(Provided records)
»»
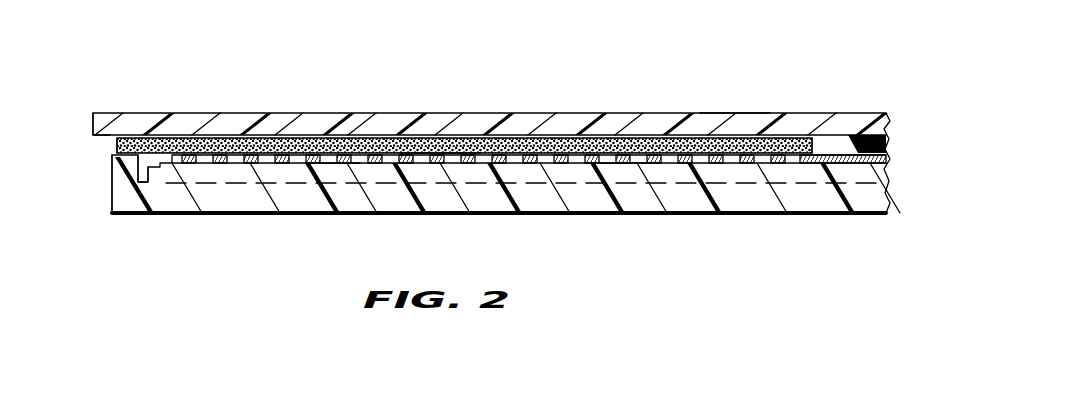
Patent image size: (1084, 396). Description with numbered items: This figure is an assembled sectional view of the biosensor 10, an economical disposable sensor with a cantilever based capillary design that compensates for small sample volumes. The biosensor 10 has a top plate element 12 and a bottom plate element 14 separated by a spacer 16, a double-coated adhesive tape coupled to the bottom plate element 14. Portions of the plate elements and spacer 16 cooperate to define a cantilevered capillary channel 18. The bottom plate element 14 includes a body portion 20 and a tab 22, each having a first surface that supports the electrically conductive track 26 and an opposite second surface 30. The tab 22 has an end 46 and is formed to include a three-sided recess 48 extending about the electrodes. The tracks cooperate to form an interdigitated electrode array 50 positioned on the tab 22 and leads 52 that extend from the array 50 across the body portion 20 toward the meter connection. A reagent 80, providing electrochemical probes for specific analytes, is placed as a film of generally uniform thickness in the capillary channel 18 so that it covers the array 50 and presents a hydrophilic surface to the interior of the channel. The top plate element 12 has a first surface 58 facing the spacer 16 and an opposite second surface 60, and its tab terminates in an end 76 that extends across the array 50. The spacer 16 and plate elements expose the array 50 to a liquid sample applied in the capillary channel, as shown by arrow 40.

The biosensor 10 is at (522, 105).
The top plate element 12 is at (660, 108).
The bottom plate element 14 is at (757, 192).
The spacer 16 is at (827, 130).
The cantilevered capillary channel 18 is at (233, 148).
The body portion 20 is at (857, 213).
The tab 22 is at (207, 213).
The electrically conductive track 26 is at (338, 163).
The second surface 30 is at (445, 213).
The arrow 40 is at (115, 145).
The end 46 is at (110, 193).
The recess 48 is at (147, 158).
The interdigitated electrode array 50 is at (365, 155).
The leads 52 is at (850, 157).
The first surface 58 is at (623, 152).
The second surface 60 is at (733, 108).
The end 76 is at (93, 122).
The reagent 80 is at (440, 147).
««
»»
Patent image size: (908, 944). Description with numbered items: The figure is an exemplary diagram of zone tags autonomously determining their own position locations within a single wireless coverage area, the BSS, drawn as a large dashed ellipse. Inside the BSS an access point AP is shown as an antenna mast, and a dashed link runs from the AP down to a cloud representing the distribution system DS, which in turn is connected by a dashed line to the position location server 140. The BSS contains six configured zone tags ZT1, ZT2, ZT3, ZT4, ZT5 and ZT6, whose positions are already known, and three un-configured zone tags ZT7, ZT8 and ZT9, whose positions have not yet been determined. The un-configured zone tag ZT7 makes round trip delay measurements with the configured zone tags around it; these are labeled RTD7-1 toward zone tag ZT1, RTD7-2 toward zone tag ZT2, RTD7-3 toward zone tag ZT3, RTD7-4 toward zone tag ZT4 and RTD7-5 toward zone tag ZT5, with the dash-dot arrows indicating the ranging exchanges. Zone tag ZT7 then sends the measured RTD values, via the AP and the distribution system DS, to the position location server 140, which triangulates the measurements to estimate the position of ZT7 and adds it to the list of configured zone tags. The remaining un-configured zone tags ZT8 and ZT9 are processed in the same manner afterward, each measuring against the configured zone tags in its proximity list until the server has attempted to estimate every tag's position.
««
»»
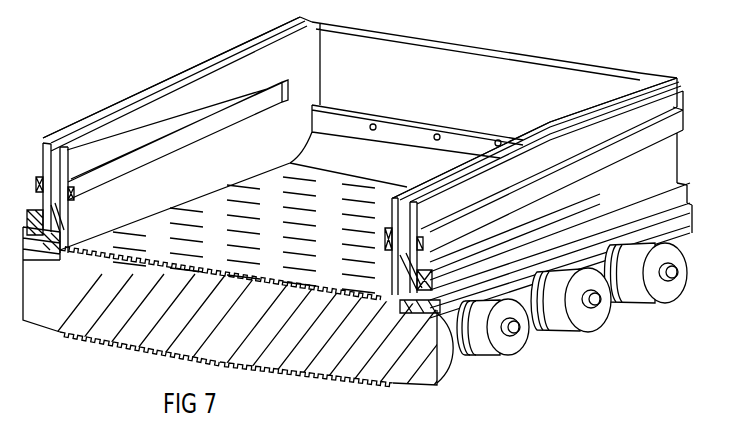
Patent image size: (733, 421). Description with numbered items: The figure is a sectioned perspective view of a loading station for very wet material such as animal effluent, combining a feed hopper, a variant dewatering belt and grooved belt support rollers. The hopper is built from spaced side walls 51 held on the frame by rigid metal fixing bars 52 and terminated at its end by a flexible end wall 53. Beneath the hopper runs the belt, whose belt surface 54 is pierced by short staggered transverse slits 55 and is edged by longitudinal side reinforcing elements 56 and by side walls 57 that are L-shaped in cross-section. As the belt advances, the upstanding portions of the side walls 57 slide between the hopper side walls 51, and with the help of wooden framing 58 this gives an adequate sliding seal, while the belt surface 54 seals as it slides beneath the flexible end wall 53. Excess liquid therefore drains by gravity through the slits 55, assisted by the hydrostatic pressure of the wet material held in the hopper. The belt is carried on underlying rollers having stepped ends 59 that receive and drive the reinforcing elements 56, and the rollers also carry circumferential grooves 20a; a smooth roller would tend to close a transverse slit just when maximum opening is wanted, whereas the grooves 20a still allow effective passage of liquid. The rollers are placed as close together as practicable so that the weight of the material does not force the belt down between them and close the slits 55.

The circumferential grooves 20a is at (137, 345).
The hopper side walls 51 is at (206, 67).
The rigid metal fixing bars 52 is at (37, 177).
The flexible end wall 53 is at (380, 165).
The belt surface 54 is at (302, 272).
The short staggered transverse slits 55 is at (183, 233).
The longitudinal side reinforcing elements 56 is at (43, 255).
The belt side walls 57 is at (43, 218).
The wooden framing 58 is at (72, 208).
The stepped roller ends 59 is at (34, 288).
««
Reproduce the lines above word for word, starting at the line that contains "Patent image size: (1084, 396)." and ending at the line that contains "The cantilevered capillary".

(Finished exercise)
Patent image size: (1084, 396). Description with numbered items: This figure is an assembled sectional view of the biosensor 10, an economical disposable sensor with a cantilever based capillary design that compensates for small sample volumes. The biosensor 10 has a top plate element 12 and a bottom plate element 14 separated by a spacer 16, a double-coated adhesive tape coupled to the bottom plate element 14. Portions of the plate elements and spacer 16 cooperate to define a cantilevered capillary channel 18. The bottom plate element 14 includes a body portion 20 and a tab 22, each having a first surface that supports the electrically conductive track 26 and an opposite second surface 30. The tab 22 has an end 46 and is formed to include a three-sided recess 48 extending about the electrodes. The tracks cooperate to form an interdigitated electrode array 50 positioned on the tab 22 and leads 52 that extend from the array 50 across the body portion 20 toward the meter connection. A reagent 80, providing electrochemical probes for specific analytes, is placed as a film of generally uniform thickness in the capillary channel 18 so that it covers the array 50 and presents a hydrophilic surface to the interior of the channel. The top plate element 12 has a first surface 58 facing the spacer 16 and an opposite second surface 60, and its tab terminates in an end 76 that extends across the array 50. The spacer 16 and plate elements expose the array 50 to a liquid sample applied in the capillary channel, as shown by arrow 40.

The biosensor 10 is at (522, 105).
The top plate element 12 is at (660, 108).
The bottom plate element 14 is at (757, 192).
The spacer 16 is at (827, 130).
The cantilevered capillary channel 18 is at (233, 148).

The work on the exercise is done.